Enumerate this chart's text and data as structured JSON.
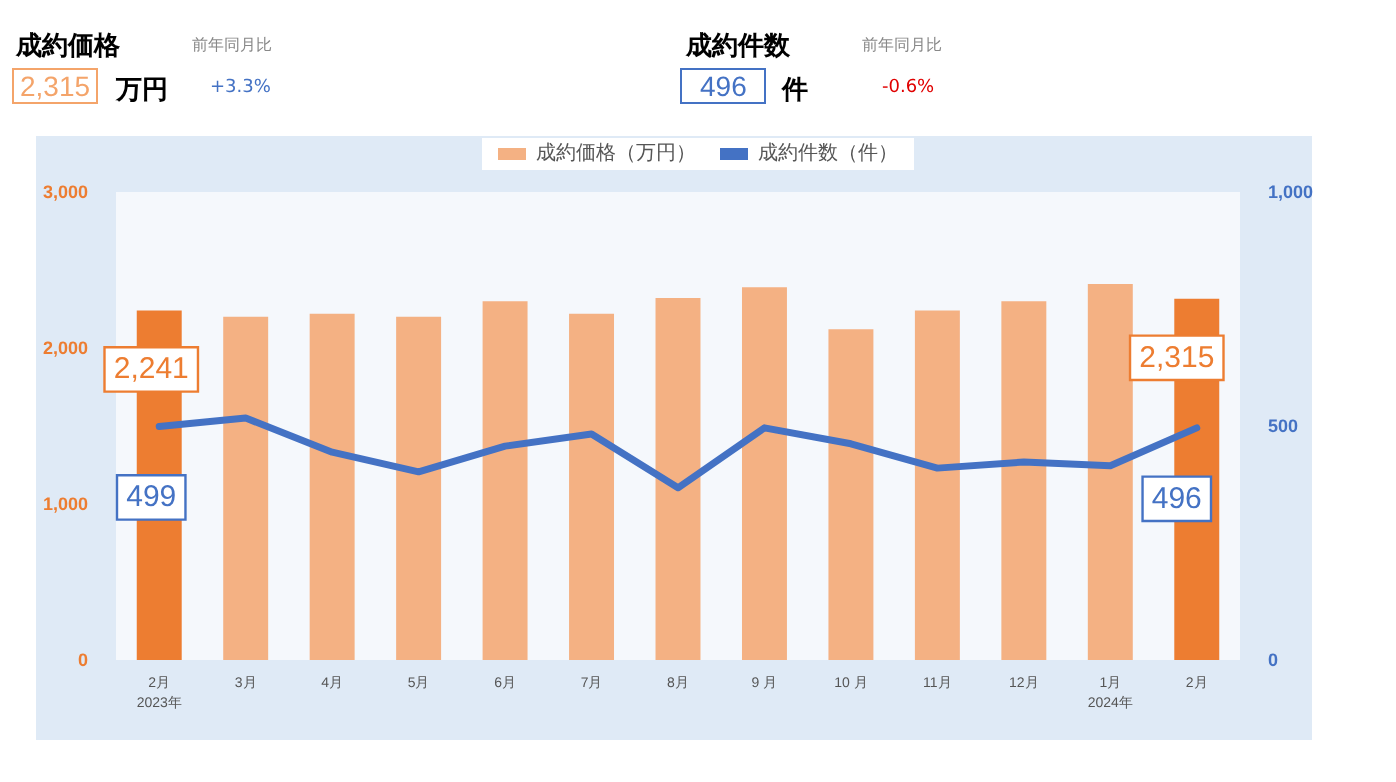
{
  "chart_data": {
    "type": "bar",
    "annotations": [
      "成約価格",
      "前年同月比",
      "2,315",
      "万円",
      "+3.3%",
      "成約件数",
      "前年同月比",
      "496",
      "件",
      "-0.6%"
    ],
    "categories": [
      "2月\n2023年",
      "3月",
      "4月",
      "5月",
      "6月",
      "7月",
      "8月",
      "9 月",
      "10 月",
      "11月",
      "12月",
      "1月\n2024年",
      "2月"
    ],
    "series": [
      {
        "name": "成約価格（万円）",
        "color": "#f4b183",
        "colors": [
          "#ed7d31",
          "#f4b183",
          "#f4b183",
          "#f4b183",
          "#f4b183",
          "#f4b183",
          "#f4b183",
          "#f4b183",
          "#f4b183",
          "#f4b183",
          "#f4b183",
          "#f4b183",
          "#ed7d31"
        ],
        "values": [
          2241,
          2200,
          2220,
          2200,
          2300,
          2220,
          2320,
          2390,
          2120,
          2240,
          2300,
          2410,
          2315
        ],
        "value_labels": [
          "2,241",
          null,
          null,
          null,
          null,
          null,
          null,
          null,
          null,
          null,
          null,
          null,
          "2,315"
        ]
      },
      {
        "name": "成約件数（件）",
        "type": "line",
        "axis": "y2",
        "color": "#4472c4",
        "values": [
          499,
          517,
          444,
          402,
          457,
          483,
          368,
          496,
          462,
          410,
          423,
          415,
          496
        ],
        "value_labels": [
          "499",
          null,
          null,
          null,
          null,
          null,
          null,
          null,
          null,
          null,
          null,
          null,
          "496"
        ]
      }
    ],
    "ylim": [
      0,
      3000
    ],
    "yticks": [
      0,
      {
        "value": 1000,
        "label": "1,000"
      },
      {
        "value": 2000,
        "label": "2,000"
      },
      {
        "value": 3000,
        "label": "3,000"
      }
    ],
    "y2lim": [
      0,
      1000
    ],
    "y2ticks": [
      0,
      500,
      {
        "value": 1000,
        "label": "1,000"
      }
    ],
    "legend": "top",
    "grid": false,
    "marker": "none",
    "line_style": "solid"
  }
}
++++++++++++++++++++
* _The task_
What is needed is an exact reproduction of the data, pictures excluded.

* _Complete answer_
Enumerate this chart's text and data as structured JSON.
{
  "chart_data": {
    "type": "bar",
    "annotations": [
      "成約価格",
      "前年同月比",
      "2,315",
      "万円",
      "+3.3%",
      "成約件数",
      "前年同月比",
      "496",
      "件",
      "-0.6%"
    ],
    "categories": [
      "2月\n2023年",
      "3月",
      "4月",
      "5月",
      "6月",
      "7月",
      "8月",
      "9 月",
      "10 月",
      "11月",
      "12月",
      "1月\n2024年",
      "2月"
    ],
    "series": [
      {
        "name": "成約価格（万円）",
        "color": "#f4b183",
        "colors": [
          "#ed7d31",
          "#f4b183",
          "#f4b183",
          "#f4b183",
          "#f4b183",
          "#f4b183",
          "#f4b183",
          "#f4b183",
          "#f4b183",
          "#f4b183",
          "#f4b183",
          "#f4b183",
          "#ed7d31"
        ],
        "values": [
          2241,
          2200,
          2220,
          2200,
          2300,
          2220,
          2320,
          2390,
          2120,
          2240,
          2300,
          2410,
          2315
        ],
        "value_labels": [
          "2,241",
          null,
          null,
          null,
          null,
          null,
          null,
          null,
          null,
          null,
          null,
          null,
          "2,315"
        ]
      },
      {
        "name": "成約件数（件）",
        "type": "line",
        "axis": "y2",
        "color": "#4472c4",
        "values": [
          499,
          517,
          444,
          402,
          457,
          483,
          368,
          496,
          462,
          410,
          423,
          415,
          496
        ],
        "value_labels": [
          "499",
          null,
          null,
          null,
          null,
          null,
          null,
          null,
          null,
          null,
          null,
          null,
          "496"
        ]
      }
    ],
    "ylim": [
      0,
      3000
    ],
    "yticks": [
      0,
      {
        "value": 1000,
        "label": "1,000"
      },
      {
        "value": 2000,
        "label": "2,000"
      },
      {
        "value": 3000,
        "label": "3,000"
      }
    ],
    "y2lim": [
      0,
      1000
    ],
    "y2ticks": [
      0,
      500,
      {
        "value": 1000,
        "label": "1,000"
      }
    ],
    "legend": "top",
    "grid": false,
    "marker": "none",
    "line_style": "solid"
  }
}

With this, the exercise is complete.